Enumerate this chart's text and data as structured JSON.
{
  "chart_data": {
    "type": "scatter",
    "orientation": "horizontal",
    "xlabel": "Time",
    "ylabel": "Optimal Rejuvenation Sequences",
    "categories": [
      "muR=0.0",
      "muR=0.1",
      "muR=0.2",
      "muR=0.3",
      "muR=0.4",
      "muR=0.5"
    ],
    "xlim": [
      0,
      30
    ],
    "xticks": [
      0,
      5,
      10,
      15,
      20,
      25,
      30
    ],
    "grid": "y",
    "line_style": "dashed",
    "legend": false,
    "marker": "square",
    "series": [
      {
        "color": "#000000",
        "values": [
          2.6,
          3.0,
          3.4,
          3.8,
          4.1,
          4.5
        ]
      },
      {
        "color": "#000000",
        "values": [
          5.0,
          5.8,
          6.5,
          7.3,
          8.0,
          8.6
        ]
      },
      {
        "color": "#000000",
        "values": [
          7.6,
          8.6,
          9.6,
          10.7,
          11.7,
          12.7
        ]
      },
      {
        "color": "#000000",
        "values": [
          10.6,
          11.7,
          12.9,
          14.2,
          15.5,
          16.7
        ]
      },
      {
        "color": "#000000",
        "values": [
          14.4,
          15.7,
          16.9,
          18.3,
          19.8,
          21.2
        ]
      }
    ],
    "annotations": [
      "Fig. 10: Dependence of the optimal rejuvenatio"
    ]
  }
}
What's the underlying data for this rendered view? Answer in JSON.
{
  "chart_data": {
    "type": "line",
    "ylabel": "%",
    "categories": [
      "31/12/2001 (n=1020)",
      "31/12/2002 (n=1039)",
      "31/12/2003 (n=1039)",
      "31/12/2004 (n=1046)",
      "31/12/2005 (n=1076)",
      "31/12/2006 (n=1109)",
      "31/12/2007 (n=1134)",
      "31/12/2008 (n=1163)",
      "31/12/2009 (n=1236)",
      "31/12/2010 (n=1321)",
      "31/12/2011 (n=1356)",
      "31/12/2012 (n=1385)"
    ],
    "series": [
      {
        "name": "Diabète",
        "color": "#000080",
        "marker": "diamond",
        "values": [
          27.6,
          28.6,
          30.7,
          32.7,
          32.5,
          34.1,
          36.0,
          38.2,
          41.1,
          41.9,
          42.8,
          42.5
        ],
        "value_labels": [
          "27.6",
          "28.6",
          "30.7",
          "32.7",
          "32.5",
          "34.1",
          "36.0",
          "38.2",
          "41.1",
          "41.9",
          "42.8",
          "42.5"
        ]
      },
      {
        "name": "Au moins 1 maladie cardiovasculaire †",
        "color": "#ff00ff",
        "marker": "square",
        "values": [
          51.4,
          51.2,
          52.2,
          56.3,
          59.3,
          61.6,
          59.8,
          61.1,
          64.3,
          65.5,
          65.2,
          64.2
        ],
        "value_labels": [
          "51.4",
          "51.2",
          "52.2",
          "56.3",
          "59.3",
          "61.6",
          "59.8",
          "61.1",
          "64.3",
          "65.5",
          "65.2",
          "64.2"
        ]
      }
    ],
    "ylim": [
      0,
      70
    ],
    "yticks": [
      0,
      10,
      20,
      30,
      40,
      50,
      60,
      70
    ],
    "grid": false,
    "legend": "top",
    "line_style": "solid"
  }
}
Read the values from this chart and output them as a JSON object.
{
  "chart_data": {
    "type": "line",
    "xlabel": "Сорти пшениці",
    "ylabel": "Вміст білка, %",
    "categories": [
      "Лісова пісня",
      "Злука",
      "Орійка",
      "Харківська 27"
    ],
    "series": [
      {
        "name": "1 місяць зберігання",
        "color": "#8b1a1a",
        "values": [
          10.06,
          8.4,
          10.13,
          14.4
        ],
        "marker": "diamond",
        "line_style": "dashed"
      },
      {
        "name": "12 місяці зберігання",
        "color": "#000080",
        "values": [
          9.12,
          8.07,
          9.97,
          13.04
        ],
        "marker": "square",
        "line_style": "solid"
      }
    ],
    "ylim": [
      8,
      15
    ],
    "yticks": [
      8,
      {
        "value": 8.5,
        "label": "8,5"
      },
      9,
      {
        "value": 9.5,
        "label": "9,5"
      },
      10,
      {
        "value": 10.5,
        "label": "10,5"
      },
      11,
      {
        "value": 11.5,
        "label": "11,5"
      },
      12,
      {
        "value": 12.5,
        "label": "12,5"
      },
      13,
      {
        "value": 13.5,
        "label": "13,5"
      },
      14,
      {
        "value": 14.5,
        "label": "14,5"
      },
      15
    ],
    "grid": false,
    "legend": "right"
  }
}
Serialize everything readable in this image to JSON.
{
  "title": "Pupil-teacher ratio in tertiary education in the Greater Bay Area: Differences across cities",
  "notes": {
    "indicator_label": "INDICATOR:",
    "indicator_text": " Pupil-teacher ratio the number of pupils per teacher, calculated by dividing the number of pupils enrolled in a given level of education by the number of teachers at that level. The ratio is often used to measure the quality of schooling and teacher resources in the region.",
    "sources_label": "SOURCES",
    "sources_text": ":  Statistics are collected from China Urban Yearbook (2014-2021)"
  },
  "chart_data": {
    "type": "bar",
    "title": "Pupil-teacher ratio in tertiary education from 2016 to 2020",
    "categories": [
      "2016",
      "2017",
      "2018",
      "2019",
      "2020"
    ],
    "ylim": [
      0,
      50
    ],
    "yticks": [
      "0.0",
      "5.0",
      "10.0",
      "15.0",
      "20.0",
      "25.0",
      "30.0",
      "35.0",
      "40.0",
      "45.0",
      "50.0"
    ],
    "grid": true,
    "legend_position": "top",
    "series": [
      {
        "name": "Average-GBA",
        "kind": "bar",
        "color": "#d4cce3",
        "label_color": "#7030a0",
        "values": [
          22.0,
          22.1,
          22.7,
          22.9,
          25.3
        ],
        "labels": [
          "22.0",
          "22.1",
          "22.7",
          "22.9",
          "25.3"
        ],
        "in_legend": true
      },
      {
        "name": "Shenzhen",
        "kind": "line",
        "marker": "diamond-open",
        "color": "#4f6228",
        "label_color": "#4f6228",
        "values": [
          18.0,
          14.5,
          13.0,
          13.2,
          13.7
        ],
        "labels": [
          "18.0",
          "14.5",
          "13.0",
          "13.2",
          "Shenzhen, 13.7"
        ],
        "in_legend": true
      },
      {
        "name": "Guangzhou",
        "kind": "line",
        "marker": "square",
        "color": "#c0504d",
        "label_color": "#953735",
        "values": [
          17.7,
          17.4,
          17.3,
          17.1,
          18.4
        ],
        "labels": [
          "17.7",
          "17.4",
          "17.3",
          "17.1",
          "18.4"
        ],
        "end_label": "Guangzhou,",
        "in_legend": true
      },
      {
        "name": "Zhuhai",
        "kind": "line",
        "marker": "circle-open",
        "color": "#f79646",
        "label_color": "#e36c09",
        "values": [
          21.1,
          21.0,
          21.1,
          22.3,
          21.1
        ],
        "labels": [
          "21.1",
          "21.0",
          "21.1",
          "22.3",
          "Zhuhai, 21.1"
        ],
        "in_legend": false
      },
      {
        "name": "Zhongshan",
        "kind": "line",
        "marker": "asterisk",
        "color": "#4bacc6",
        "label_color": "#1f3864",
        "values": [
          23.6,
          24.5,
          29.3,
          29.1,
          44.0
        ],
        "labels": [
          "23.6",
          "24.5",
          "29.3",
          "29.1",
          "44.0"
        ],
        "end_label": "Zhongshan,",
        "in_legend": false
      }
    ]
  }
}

§ Work instructions: Check each line of the entries above, and show every one holding the word "JSON".

§ Written solution:
Enumerate this chart's text and data as structured JSON.
What's the underlying data for this rendered view? Answer in JSON.
Read the values from this chart and output them as a JSON object.
Serialize everything readable in this image to JSON.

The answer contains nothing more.